**TASK INPUTS**.
———
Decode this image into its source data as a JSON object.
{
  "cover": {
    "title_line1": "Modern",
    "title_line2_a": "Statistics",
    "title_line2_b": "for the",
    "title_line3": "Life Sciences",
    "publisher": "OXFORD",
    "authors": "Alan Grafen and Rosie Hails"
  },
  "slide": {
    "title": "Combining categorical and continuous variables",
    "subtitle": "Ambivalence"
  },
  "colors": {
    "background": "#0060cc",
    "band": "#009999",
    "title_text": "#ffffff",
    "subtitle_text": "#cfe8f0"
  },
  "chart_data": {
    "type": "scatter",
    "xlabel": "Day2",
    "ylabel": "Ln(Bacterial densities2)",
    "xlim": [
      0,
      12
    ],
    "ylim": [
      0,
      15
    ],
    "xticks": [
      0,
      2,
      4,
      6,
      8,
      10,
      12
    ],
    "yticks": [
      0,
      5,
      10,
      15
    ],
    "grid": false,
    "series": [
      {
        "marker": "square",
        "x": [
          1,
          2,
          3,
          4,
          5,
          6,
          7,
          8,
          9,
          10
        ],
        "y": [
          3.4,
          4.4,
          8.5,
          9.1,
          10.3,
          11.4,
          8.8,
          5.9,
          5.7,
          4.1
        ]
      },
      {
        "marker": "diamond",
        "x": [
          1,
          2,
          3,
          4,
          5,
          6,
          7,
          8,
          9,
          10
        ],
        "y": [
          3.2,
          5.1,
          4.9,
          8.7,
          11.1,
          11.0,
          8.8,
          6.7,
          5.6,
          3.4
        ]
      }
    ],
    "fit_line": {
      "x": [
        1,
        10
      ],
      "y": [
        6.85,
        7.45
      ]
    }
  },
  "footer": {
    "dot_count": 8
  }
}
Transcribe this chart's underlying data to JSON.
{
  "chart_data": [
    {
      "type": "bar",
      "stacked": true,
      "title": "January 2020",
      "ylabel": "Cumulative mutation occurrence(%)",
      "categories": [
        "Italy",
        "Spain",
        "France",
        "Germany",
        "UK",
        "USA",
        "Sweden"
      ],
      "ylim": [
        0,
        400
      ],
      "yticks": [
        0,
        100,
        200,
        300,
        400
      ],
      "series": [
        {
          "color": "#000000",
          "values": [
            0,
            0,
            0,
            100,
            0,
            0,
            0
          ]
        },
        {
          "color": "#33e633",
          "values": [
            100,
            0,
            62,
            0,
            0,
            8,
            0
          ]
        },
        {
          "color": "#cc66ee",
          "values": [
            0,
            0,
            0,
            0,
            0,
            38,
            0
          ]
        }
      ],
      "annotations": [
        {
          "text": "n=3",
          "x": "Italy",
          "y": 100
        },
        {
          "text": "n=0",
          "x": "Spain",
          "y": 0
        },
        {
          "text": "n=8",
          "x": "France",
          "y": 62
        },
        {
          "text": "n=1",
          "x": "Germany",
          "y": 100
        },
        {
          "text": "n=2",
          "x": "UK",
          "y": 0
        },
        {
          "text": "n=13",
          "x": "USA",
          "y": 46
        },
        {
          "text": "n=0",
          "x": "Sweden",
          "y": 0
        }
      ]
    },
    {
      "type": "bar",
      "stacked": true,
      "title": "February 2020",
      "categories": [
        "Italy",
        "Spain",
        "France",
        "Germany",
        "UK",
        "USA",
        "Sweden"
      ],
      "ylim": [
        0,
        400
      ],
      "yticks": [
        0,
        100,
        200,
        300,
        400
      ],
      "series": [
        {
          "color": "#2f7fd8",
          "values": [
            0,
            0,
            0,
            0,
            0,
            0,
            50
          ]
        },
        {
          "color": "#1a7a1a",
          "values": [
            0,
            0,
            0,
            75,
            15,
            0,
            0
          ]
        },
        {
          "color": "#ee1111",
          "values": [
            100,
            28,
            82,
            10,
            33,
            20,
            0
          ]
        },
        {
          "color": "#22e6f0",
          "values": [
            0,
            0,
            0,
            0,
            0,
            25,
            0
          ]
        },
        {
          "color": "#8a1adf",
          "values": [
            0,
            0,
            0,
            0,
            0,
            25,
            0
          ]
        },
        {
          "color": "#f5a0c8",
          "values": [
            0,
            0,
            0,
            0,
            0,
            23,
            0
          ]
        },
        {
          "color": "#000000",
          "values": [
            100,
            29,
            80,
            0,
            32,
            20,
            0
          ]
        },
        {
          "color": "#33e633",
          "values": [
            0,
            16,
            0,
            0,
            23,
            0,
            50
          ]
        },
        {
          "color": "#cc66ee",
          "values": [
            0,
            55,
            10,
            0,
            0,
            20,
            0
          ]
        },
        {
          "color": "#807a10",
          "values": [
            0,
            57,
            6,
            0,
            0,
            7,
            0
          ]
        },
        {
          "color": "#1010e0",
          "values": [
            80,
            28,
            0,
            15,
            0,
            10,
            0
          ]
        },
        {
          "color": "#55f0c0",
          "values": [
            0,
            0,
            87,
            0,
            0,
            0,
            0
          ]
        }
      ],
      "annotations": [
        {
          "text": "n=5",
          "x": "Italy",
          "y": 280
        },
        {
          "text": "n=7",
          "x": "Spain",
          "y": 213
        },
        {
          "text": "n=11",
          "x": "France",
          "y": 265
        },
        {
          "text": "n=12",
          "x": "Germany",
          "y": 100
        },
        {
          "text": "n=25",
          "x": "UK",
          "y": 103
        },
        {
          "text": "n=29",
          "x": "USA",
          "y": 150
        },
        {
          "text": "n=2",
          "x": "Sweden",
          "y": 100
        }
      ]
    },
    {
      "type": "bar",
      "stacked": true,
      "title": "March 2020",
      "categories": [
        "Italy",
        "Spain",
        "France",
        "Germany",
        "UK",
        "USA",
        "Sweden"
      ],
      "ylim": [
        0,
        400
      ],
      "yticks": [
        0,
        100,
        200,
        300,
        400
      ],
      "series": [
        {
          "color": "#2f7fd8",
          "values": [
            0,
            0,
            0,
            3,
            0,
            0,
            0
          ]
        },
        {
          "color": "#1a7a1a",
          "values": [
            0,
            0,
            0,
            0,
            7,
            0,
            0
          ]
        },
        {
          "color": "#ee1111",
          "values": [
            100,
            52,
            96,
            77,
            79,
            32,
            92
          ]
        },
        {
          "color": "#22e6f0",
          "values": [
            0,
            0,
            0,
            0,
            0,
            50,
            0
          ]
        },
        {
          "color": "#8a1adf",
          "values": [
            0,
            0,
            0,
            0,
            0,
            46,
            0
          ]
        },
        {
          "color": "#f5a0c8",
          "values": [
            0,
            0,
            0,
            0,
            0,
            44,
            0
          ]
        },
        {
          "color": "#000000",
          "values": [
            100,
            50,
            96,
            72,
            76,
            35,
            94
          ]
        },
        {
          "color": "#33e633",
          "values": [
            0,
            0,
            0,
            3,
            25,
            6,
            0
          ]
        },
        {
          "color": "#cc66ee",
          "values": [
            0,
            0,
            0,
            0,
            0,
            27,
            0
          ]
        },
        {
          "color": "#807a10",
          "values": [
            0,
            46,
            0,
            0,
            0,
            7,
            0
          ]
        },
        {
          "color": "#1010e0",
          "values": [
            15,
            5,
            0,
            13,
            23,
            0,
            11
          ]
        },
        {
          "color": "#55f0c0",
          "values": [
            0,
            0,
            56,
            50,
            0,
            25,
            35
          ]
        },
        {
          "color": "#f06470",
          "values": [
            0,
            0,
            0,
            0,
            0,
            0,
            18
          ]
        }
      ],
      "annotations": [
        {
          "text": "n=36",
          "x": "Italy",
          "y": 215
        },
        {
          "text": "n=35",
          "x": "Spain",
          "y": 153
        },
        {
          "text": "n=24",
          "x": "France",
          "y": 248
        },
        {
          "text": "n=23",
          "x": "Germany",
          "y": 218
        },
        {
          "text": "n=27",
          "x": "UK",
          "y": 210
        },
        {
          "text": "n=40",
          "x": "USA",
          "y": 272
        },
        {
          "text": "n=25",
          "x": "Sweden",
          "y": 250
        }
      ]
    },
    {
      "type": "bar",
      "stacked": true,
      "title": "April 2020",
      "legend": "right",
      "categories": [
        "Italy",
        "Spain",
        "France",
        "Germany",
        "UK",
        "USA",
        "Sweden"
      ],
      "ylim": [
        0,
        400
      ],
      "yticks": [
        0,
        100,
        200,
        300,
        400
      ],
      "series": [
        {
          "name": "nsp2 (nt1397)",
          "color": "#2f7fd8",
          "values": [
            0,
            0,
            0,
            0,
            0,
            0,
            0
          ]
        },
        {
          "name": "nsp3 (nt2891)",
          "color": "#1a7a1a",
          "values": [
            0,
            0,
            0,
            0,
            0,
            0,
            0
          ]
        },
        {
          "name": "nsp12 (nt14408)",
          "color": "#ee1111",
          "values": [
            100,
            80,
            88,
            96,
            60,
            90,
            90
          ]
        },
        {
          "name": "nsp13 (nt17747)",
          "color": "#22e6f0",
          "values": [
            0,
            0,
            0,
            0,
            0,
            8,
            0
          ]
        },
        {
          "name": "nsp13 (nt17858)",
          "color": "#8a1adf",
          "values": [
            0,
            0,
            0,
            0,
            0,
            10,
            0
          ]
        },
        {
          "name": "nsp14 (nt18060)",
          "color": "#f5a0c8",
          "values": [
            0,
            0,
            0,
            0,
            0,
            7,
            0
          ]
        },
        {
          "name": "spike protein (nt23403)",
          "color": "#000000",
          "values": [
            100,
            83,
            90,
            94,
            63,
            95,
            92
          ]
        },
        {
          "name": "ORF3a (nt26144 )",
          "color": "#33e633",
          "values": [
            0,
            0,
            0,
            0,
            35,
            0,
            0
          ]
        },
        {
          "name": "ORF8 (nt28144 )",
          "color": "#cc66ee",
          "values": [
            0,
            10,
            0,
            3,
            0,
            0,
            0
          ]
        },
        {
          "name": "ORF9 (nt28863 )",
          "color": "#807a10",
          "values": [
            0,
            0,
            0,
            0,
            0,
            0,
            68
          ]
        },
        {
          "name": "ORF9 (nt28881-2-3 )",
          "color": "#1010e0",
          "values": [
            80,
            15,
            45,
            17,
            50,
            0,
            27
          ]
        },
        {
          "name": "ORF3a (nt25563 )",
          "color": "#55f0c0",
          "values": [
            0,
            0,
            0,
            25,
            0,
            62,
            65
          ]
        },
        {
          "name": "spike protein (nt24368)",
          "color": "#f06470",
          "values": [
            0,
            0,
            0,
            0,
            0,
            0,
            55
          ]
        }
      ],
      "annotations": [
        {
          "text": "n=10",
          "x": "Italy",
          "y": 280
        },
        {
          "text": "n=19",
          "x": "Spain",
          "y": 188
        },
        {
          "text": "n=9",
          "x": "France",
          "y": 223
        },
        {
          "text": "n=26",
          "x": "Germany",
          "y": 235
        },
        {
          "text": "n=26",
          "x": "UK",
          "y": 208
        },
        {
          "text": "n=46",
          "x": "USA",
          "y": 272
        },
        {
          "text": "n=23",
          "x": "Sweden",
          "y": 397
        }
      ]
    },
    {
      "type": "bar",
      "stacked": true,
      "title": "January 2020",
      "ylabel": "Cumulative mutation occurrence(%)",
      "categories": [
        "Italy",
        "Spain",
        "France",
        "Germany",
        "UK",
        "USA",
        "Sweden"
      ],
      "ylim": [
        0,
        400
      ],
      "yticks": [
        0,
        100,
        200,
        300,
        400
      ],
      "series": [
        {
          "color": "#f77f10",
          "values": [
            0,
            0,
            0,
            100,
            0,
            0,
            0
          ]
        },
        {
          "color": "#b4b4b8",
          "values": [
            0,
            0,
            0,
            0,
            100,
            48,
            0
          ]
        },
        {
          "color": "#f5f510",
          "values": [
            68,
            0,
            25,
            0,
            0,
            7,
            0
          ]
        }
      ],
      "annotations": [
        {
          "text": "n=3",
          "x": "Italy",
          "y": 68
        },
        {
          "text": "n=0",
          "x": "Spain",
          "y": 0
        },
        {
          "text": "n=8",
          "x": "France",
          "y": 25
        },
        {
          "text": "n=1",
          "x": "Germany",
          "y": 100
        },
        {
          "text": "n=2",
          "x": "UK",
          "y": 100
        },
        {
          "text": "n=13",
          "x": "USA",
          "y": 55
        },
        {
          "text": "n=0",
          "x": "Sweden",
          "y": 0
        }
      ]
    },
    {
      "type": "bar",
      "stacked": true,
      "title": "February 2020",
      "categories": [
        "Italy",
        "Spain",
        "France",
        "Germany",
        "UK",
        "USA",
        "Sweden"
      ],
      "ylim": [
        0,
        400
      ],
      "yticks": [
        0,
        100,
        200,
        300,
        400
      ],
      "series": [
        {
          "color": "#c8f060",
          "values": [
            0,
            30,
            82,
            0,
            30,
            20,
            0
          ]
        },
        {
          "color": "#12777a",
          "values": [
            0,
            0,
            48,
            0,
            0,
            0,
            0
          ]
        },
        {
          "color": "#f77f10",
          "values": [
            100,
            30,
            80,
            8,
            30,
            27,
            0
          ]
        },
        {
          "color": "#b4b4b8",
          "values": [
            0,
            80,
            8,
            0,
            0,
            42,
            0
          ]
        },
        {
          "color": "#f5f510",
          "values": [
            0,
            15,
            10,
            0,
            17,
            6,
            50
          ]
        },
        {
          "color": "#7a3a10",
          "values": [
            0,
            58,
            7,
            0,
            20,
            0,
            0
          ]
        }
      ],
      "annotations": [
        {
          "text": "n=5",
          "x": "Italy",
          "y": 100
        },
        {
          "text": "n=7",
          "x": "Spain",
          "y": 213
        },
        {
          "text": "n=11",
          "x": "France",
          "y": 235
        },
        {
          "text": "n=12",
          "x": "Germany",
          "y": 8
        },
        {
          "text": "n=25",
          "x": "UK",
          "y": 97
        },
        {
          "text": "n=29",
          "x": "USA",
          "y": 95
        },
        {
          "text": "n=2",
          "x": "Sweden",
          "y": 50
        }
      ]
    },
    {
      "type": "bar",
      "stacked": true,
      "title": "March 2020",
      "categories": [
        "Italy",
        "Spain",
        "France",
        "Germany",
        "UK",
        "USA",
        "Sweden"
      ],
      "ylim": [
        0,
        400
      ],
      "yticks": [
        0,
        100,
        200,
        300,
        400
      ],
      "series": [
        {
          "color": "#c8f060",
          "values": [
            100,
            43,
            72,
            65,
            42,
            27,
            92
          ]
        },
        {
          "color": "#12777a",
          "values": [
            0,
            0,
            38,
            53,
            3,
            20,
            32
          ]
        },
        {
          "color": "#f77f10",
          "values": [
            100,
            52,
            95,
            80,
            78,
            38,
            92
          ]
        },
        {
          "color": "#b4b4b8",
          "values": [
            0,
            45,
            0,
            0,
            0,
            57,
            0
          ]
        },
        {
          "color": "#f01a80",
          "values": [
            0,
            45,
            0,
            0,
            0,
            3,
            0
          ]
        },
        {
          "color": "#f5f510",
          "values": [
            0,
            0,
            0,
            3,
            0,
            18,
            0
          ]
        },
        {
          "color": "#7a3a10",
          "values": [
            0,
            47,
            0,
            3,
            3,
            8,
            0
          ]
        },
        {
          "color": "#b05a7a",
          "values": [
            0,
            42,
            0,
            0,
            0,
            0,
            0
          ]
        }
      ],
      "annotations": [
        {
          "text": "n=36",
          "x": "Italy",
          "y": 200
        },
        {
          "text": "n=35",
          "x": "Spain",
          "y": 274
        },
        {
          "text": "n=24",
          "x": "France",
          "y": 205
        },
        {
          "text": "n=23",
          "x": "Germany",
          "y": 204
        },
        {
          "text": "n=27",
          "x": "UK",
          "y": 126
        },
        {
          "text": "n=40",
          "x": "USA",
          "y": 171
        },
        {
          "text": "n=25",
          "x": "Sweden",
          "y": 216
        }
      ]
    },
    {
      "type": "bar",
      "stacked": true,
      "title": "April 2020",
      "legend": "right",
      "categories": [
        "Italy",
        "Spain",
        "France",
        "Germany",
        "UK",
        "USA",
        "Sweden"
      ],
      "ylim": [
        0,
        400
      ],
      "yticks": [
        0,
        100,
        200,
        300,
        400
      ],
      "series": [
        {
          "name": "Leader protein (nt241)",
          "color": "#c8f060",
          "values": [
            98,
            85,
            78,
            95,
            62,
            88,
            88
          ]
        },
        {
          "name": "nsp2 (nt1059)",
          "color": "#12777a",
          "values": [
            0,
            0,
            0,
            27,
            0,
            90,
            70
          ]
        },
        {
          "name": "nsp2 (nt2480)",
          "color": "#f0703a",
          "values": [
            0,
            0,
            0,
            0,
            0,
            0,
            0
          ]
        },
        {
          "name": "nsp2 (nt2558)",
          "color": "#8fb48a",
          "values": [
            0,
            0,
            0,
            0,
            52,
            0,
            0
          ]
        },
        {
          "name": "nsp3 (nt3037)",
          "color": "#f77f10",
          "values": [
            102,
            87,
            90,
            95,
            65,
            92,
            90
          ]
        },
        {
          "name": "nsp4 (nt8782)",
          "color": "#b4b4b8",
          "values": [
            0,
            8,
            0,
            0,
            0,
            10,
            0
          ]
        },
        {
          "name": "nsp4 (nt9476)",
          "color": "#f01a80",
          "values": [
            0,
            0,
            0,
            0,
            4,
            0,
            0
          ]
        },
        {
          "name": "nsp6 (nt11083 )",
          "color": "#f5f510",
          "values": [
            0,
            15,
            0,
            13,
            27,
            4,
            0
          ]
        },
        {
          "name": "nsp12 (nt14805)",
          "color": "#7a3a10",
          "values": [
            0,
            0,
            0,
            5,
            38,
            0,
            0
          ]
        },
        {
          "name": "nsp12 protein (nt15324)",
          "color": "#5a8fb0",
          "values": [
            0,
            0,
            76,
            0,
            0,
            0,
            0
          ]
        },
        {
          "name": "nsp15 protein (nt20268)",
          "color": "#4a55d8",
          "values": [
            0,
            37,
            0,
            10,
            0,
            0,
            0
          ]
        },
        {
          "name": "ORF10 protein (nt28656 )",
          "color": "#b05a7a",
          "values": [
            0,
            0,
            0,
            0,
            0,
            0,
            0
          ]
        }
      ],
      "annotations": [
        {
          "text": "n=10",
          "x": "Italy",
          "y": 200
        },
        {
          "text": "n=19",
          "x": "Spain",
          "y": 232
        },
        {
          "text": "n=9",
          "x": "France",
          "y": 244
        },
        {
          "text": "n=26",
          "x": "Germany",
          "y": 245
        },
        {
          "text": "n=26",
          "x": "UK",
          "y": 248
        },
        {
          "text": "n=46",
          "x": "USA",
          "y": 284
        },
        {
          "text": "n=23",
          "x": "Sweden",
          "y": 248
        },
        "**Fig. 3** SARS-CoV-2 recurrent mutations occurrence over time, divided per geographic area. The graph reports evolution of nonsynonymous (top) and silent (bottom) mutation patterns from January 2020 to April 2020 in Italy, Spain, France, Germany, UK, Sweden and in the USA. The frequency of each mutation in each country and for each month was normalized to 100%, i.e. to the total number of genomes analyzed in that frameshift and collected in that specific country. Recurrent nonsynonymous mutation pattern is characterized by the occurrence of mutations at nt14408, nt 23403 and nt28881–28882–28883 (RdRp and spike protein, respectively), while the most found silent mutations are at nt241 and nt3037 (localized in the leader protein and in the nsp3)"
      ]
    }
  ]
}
———
**THE PROBLEM**.
Copy out the lines of the data where the string "spike" occurs.

**ANSWER SECTION**.
          "name": "spike protein (nt23403)",
          "name": "spike protein (nt24368)",
        "**Fig. 3** SARS-CoV-2 recurrent mutations occurrence over time, divided per geographic area. The graph reports evolution of nonsynonymous (top) and silent (bottom) mutation patterns from January 2020 to April 2020 in Italy, Spain, France, Germany, UK, Sweden and in the USA. The frequency of each mutation in each country and for each month was normalized to 100%, i.e. to the total number of genomes analyzed in that frameshift and collected in that specific country. Recurrent nonsynonymous mutation pattern is characterized by the occurrence of mutations at nt14408, nt 23403 and nt28881–28882–28883 (RdRp and spike protein, respectively), while the most found silent mutations are at nt241 and nt3037 (localized in the leader protein and in the nsp3)"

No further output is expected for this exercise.